**Directions**. Filter the lines below, copying only those with the string "INFO".

**Record excerpts**.
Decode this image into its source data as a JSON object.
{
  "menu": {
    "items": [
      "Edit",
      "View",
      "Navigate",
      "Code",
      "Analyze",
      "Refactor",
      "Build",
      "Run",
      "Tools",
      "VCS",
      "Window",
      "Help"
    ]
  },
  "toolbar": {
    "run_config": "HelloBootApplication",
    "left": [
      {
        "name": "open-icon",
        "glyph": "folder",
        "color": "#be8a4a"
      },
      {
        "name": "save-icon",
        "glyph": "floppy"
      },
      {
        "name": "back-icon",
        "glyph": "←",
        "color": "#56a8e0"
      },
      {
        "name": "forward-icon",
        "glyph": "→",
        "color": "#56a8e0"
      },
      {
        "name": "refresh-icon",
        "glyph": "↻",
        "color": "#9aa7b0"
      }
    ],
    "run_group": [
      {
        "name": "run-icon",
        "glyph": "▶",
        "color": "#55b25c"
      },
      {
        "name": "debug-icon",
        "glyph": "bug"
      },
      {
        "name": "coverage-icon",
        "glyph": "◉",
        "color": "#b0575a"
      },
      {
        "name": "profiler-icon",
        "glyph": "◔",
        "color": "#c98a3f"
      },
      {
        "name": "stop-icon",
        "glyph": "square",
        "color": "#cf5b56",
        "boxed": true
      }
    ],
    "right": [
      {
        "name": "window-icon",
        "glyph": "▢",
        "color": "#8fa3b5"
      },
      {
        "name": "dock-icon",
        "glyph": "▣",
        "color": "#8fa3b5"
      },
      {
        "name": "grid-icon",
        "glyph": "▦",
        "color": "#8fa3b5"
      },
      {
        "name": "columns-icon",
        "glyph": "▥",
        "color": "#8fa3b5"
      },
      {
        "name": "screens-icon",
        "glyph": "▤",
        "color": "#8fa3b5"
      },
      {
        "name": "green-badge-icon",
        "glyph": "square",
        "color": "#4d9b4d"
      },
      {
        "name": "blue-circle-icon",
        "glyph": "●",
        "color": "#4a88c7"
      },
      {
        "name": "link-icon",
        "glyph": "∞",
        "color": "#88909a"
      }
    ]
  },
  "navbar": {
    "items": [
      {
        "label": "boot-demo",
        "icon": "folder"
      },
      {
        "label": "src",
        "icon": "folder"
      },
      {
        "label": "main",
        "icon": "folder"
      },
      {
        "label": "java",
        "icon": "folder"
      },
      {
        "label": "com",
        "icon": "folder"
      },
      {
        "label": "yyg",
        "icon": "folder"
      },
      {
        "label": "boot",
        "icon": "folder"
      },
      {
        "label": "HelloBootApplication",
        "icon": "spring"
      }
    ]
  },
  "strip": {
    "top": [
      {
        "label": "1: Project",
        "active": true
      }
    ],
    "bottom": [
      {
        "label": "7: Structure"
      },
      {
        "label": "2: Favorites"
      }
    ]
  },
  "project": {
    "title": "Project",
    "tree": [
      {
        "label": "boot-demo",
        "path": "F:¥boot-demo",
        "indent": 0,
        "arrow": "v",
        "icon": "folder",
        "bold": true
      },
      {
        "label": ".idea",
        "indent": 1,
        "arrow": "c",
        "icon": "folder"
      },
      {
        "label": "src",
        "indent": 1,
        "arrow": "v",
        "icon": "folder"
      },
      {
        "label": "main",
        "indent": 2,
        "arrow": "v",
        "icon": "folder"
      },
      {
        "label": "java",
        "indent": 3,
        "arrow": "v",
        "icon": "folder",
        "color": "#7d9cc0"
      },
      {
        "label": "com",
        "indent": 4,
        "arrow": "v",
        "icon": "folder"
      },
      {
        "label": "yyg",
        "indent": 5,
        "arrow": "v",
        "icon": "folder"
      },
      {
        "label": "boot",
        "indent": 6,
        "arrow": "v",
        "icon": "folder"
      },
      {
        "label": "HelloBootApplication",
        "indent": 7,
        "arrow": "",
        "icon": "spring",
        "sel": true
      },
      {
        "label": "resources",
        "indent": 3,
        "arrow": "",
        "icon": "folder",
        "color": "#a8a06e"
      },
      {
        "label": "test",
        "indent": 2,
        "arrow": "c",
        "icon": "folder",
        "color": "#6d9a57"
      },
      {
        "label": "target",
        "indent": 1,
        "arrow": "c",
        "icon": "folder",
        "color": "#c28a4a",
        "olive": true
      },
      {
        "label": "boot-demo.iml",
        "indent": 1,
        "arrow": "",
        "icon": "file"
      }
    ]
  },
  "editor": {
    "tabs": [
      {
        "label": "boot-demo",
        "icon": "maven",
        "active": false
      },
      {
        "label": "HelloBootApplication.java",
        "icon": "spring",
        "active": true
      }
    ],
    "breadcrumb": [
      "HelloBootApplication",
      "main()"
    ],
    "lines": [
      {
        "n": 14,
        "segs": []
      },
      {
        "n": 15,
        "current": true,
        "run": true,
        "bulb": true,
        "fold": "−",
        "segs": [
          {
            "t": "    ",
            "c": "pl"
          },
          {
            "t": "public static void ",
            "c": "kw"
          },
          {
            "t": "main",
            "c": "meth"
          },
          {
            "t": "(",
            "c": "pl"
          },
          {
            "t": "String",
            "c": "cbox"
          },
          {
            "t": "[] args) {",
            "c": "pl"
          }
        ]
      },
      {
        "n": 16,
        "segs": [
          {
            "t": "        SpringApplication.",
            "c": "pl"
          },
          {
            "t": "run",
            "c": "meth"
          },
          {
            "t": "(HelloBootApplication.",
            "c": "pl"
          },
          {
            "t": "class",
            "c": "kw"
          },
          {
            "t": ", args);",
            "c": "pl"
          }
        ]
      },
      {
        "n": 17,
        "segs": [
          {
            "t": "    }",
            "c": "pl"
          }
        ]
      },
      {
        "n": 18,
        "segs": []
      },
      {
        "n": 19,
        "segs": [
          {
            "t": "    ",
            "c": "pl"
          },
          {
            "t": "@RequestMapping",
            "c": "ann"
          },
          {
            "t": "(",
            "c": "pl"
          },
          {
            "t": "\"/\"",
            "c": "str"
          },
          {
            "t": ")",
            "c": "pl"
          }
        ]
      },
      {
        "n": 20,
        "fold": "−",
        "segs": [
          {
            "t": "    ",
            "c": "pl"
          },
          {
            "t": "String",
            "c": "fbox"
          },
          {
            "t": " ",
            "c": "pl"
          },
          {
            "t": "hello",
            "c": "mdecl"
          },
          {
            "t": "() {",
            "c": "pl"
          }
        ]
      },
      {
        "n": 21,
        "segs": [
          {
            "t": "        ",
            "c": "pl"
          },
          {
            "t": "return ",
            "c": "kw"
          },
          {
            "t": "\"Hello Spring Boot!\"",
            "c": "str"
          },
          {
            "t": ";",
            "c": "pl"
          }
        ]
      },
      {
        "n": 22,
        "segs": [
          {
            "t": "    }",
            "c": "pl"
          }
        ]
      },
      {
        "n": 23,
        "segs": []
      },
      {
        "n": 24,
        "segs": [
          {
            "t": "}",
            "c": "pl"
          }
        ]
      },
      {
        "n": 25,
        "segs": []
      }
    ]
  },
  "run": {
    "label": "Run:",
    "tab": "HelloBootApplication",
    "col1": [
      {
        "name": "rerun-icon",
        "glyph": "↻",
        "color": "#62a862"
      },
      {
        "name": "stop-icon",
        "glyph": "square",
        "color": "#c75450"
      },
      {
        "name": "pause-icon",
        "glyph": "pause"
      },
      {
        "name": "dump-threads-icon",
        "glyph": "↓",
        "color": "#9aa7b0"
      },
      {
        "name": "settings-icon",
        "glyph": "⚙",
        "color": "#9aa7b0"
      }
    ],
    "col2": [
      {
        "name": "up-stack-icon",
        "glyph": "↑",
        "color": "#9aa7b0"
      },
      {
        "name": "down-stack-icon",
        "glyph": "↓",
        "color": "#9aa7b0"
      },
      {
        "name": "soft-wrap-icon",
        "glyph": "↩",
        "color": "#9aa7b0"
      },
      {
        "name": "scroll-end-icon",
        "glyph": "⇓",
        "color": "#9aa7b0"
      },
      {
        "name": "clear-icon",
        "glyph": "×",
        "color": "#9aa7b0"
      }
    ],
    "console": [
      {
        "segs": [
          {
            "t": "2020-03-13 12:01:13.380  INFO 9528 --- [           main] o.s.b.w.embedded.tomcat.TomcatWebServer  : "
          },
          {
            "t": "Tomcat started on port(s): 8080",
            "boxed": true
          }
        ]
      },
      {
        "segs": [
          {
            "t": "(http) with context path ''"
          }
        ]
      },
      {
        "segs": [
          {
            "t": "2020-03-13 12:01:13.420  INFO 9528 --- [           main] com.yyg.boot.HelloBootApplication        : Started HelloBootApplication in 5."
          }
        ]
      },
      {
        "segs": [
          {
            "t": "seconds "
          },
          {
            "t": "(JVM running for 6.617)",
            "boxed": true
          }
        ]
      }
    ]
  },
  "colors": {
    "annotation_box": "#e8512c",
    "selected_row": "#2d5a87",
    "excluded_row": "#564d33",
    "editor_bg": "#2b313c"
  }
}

**Response to the task**.
            "t": "2020-03-13 12:01:13.380  INFO 9528 --- [           main] o.s.b.w.embedded.tomcat.TomcatWebServer  : "
            "t": "2020-03-13 12:01:13.420  INFO 9528 --- [           main] com.yyg.boot.HelloBootApplication        : Started HelloBootApplication in 5."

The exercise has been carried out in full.